= DATASET ENTRIES =

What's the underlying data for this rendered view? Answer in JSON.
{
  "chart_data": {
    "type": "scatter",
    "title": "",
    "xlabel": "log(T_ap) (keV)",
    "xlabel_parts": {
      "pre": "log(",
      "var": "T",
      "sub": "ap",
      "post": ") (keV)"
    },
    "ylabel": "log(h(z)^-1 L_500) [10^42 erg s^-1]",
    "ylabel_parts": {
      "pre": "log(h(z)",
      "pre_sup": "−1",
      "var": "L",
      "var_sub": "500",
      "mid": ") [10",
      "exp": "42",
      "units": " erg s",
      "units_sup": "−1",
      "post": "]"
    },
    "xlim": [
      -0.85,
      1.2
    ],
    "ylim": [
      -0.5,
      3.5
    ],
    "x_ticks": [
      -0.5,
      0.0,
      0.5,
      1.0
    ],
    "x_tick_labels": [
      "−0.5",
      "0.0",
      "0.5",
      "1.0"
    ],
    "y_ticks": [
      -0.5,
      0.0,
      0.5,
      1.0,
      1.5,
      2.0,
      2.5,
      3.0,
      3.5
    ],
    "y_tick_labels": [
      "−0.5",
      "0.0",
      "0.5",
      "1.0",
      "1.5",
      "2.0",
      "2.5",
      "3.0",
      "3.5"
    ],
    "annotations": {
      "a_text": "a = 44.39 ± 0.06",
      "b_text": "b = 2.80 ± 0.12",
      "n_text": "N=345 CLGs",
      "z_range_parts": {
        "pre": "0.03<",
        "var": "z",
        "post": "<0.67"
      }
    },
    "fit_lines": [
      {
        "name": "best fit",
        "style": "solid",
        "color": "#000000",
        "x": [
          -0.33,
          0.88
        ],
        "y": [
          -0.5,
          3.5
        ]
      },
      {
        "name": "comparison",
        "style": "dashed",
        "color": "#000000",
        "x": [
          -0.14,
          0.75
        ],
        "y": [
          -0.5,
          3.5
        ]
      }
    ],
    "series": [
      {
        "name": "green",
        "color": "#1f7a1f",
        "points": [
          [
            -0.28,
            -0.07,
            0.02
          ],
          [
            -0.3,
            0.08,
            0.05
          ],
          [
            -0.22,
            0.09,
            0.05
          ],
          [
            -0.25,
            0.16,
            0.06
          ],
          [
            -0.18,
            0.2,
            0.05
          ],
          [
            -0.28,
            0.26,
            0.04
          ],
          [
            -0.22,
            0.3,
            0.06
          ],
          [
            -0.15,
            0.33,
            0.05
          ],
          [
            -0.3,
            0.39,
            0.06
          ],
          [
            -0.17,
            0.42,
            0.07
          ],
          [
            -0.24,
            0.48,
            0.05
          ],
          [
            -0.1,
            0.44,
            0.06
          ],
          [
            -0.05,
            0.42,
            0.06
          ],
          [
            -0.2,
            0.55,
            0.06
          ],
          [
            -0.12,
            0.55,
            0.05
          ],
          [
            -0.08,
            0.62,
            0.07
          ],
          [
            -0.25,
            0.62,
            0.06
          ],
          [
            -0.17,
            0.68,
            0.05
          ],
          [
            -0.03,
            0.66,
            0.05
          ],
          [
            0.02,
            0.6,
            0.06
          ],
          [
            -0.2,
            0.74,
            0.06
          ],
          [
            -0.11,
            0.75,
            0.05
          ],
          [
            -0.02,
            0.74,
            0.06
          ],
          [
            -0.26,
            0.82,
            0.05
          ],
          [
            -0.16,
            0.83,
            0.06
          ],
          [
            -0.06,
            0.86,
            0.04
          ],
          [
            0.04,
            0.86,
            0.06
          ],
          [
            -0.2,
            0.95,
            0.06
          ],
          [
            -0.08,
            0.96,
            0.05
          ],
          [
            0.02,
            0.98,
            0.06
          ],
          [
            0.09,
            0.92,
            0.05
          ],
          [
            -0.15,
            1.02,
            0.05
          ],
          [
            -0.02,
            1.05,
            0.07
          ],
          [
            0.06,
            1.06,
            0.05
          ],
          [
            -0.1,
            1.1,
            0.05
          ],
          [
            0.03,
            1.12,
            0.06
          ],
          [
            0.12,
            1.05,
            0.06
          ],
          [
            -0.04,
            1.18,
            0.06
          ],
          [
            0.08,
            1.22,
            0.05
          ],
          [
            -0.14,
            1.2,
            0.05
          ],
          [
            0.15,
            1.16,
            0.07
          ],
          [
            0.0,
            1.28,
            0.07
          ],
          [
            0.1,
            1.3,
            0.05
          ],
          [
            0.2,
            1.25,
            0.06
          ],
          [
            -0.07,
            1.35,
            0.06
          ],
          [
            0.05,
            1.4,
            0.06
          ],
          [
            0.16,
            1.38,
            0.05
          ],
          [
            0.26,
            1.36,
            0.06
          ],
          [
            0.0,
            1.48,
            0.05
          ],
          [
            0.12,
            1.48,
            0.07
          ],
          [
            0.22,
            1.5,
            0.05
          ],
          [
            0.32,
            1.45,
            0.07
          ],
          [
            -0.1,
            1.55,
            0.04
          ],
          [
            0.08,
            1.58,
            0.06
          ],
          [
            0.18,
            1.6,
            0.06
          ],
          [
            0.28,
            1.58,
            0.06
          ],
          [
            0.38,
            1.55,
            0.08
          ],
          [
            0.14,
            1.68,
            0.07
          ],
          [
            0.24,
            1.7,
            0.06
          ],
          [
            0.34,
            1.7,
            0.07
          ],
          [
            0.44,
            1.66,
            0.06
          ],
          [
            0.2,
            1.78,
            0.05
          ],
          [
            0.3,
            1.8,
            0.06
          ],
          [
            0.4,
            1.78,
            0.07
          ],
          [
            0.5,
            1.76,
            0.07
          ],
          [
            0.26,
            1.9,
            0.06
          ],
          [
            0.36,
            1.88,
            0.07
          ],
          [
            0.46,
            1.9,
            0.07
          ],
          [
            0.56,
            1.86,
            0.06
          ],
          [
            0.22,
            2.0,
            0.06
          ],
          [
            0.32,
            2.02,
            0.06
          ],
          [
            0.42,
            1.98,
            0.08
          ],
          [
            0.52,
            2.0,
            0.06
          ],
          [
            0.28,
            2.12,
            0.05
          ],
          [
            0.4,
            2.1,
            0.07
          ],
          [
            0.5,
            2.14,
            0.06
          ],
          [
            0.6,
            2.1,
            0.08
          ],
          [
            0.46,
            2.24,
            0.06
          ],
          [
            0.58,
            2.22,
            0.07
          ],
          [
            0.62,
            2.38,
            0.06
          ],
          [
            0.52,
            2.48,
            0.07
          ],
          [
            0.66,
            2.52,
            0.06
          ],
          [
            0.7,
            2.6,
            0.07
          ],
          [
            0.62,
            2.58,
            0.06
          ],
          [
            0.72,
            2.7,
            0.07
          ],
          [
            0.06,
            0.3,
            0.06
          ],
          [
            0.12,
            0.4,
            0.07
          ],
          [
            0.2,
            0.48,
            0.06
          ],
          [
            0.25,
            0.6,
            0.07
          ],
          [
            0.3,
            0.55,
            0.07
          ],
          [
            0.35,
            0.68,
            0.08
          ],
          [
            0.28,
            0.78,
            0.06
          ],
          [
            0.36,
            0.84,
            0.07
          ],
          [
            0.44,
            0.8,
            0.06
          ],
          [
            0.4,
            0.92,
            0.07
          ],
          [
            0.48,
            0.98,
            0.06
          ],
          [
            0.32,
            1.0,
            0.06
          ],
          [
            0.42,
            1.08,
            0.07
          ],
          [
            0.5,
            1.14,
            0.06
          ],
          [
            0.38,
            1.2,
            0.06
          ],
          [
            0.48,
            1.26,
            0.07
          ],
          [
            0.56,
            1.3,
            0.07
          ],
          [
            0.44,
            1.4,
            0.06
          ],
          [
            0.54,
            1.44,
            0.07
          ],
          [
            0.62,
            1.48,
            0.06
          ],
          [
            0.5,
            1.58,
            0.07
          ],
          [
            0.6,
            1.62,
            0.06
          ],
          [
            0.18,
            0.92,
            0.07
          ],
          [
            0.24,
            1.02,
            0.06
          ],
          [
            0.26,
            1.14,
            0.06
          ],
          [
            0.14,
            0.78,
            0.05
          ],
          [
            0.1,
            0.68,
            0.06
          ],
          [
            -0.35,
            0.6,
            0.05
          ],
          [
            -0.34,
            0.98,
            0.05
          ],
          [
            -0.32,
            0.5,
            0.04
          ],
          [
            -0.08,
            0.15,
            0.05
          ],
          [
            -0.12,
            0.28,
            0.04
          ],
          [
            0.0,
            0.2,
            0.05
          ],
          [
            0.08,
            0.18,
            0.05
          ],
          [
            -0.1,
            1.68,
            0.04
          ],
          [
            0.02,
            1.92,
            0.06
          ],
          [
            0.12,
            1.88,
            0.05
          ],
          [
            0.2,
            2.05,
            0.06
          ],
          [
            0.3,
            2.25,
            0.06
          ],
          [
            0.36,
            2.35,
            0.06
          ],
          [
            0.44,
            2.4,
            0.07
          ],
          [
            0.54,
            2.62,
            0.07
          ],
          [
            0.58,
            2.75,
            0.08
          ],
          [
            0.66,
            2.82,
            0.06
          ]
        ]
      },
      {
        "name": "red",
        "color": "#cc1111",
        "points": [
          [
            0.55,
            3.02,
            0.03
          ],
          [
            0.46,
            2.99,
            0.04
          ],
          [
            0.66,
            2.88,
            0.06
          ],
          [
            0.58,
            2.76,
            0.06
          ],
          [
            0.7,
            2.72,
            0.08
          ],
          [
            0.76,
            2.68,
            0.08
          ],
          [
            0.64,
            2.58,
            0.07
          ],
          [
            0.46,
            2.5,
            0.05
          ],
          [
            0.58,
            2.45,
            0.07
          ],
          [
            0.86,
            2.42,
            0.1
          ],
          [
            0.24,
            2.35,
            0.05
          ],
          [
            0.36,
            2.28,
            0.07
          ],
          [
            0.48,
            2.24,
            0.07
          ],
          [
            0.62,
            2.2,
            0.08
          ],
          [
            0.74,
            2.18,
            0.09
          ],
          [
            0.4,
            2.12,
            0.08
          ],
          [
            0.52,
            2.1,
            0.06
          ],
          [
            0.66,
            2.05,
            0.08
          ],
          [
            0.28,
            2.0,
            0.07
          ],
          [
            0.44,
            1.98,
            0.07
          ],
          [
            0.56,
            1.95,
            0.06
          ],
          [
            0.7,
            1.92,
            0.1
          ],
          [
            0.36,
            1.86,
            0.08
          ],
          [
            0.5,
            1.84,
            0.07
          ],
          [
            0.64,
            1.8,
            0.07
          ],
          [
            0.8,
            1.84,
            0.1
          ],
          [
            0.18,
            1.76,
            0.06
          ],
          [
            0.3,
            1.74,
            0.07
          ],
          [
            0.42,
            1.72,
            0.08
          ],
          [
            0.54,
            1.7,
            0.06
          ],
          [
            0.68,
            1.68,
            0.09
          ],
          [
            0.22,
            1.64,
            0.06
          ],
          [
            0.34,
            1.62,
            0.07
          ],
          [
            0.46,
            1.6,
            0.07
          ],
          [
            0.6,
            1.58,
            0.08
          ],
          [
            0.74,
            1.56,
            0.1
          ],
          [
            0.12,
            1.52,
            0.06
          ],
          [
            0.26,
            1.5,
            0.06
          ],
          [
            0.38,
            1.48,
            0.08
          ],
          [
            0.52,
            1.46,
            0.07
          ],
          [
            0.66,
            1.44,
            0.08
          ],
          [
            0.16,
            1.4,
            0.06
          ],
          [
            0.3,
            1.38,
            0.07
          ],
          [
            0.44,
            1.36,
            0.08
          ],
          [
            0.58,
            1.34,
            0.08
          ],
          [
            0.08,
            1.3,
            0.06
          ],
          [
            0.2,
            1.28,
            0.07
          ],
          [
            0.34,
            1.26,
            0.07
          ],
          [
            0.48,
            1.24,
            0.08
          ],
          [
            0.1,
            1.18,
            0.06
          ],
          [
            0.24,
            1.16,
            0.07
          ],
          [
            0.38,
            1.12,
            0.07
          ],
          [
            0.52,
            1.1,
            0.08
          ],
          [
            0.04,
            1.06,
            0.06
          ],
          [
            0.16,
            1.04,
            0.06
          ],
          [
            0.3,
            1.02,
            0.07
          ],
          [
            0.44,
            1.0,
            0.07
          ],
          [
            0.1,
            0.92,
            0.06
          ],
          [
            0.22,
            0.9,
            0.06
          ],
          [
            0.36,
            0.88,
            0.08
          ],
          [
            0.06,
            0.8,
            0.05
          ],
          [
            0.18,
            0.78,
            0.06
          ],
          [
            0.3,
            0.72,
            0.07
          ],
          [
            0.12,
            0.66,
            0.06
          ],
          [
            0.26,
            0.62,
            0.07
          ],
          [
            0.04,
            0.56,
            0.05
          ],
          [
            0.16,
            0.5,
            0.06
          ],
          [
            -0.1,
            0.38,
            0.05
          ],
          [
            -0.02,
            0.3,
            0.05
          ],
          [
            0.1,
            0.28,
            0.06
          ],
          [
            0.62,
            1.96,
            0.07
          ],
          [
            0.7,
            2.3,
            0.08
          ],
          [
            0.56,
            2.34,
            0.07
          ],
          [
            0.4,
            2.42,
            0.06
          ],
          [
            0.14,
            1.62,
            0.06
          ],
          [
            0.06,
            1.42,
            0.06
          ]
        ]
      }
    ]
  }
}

= REQUIRED WORK =
Review the preceding data and report every line that includes the string "name".

= COMPLETE ANSWER =
        "name": "best fit",
        "name": "comparison",
        "name": "green",
        "name": "red",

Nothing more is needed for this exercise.